Write out the entries below once more, exactly.
Start of SOURCE RECORDS
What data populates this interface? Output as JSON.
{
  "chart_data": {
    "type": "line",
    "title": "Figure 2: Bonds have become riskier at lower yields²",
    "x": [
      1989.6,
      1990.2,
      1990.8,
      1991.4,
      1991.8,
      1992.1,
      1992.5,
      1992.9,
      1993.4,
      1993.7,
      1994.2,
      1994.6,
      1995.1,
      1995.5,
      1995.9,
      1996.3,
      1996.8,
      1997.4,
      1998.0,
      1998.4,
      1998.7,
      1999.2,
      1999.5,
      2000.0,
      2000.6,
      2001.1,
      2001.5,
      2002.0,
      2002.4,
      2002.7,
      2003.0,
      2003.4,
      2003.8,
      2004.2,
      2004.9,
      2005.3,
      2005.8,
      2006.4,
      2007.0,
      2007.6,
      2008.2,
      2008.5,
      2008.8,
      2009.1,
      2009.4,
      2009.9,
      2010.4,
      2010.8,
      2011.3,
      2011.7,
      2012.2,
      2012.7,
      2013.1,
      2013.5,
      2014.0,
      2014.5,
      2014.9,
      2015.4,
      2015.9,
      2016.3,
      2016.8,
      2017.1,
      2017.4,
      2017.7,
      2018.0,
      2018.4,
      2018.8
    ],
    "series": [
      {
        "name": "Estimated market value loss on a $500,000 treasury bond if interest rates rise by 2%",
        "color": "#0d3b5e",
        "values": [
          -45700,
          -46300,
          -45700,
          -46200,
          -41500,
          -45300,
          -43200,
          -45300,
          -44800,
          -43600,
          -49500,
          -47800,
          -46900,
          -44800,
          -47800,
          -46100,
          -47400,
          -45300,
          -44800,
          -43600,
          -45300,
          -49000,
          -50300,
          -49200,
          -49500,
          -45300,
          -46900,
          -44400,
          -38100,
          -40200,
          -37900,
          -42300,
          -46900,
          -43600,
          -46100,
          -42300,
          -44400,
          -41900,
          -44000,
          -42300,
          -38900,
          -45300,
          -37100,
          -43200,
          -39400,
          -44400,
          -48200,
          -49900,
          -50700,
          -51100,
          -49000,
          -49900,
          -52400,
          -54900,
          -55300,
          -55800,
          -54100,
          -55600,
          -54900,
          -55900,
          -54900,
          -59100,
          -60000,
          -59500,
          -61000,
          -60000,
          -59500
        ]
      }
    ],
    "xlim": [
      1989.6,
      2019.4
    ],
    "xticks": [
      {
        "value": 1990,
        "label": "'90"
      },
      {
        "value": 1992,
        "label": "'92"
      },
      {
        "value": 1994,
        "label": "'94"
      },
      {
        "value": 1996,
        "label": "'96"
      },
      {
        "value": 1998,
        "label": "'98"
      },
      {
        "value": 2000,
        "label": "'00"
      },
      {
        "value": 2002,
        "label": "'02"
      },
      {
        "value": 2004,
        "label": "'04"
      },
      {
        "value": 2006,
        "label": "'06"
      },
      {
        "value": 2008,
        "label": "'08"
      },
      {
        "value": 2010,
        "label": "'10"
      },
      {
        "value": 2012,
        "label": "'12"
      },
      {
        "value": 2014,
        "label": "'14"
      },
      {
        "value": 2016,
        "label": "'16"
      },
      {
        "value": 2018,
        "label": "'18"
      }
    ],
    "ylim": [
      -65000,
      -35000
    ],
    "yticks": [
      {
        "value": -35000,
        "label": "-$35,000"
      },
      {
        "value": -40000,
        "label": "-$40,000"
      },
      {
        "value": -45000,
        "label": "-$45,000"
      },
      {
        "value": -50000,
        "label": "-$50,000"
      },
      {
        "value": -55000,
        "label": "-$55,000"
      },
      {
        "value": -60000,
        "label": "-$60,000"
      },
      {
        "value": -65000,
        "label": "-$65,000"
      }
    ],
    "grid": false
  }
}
End of SOURCE RECORDS
◆ FULL ANSWER ◆
What data populates this interface? Output as JSON.
{
  "chart_data": {
    "type": "line",
    "title": "Figure 2: Bonds have become riskier at lower yields²",
    "x": [
      1989.6,
      1990.2,
      1990.8,
      1991.4,
      1991.8,
      1992.1,
      1992.5,
      1992.9,
      1993.4,
      1993.7,
      1994.2,
      1994.6,
      1995.1,
      1995.5,
      1995.9,
      1996.3,
      1996.8,
      1997.4,
      1998.0,
      1998.4,
      1998.7,
      1999.2,
      1999.5,
      2000.0,
      2000.6,
      2001.1,
      2001.5,
      2002.0,
      2002.4,
      2002.7,
      2003.0,
      2003.4,
      2003.8,
      2004.2,
      2004.9,
      2005.3,
      2005.8,
      2006.4,
      2007.0,
      2007.6,
      2008.2,
      2008.5,
      2008.8,
      2009.1,
      2009.4,
      2009.9,
      2010.4,
      2010.8,
      2011.3,
      2011.7,
      2012.2,
      2012.7,
      2013.1,
      2013.5,
      2014.0,
      2014.5,
      2014.9,
      2015.4,
      2015.9,
      2016.3,
      2016.8,
      2017.1,
      2017.4,
      2017.7,
      2018.0,
      2018.4,
      2018.8
    ],
    "series": [
      {
        "name": "Estimated market value loss on a $500,000 treasury bond if interest rates rise by 2%",
        "color": "#0d3b5e",
        "values": [
          -45700,
          -46300,
          -45700,
          -46200,
          -41500,
          -45300,
          -43200,
          -45300,
          -44800,
          -43600,
          -49500,
          -47800,
          -46900,
          -44800,
          -47800,
          -46100,
          -47400,
          -45300,
          -44800,
          -43600,
          -45300,
          -49000,
          -50300,
          -49200,
          -49500,
          -45300,
          -46900,
          -44400,
          -38100,
          -40200,
          -37900,
          -42300,
          -46900,
          -43600,
          -46100,
          -42300,
          -44400,
          -41900,
          -44000,
          -42300,
          -38900,
          -45300,
          -37100,
          -43200,
          -39400,
          -44400,
          -48200,
          -49900,
          -50700,
          -51100,
          -49000,
          -49900,
          -52400,
          -54900,
          -55300,
          -55800,
          -54100,
          -55600,
          -54900,
          -55900,
          -54900,
          -59100,
          -60000,
          -59500,
          -61000,
          -60000,
          -59500
        ]
      }
    ],
    "xlim": [
      1989.6,
      2019.4
    ],
    "xticks": [
      {
        "value": 1990,
        "label": "'90"
      },
      {
        "value": 1992,
        "label": "'92"
      },
      {
        "value": 1994,
        "label": "'94"
      },
      {
        "value": 1996,
        "label": "'96"
      },
      {
        "value": 1998,
        "label": "'98"
      },
      {
        "value": 2000,
        "label": "'00"
      },
      {
        "value": 2002,
        "label": "'02"
      },
      {
        "value": 2004,
        "label": "'04"
      },
      {
        "value": 2006,
        "label": "'06"
      },
      {
        "value": 2008,
        "label": "'08"
      },
      {
        "value": 2010,
        "label": "'10"
      },
      {
        "value": 2012,
        "label": "'12"
      },
      {
        "value": 2014,
        "label": "'14"
      },
      {
        "value": 2016,
        "label": "'16"
      },
      {
        "value": 2018,
        "label": "'18"
      }
    ],
    "ylim": [
      -65000,
      -35000
    ],
    "yticks": [
      {
        "value": -35000,
        "label": "-$35,000"
      },
      {
        "value": -40000,
        "label": "-$40,000"
      },
      {
        "value": -45000,
        "label": "-$45,000"
      },
      {
        "value": -50000,
        "label": "-$50,000"
      },
      {
        "value": -55000,
        "label": "-$55,000"
      },
      {
        "value": -60000,
        "label": "-$60,000"
      },
      {
        "value": -65000,
        "label": "-$65,000"
      }
    ],
    "grid": false
  }
}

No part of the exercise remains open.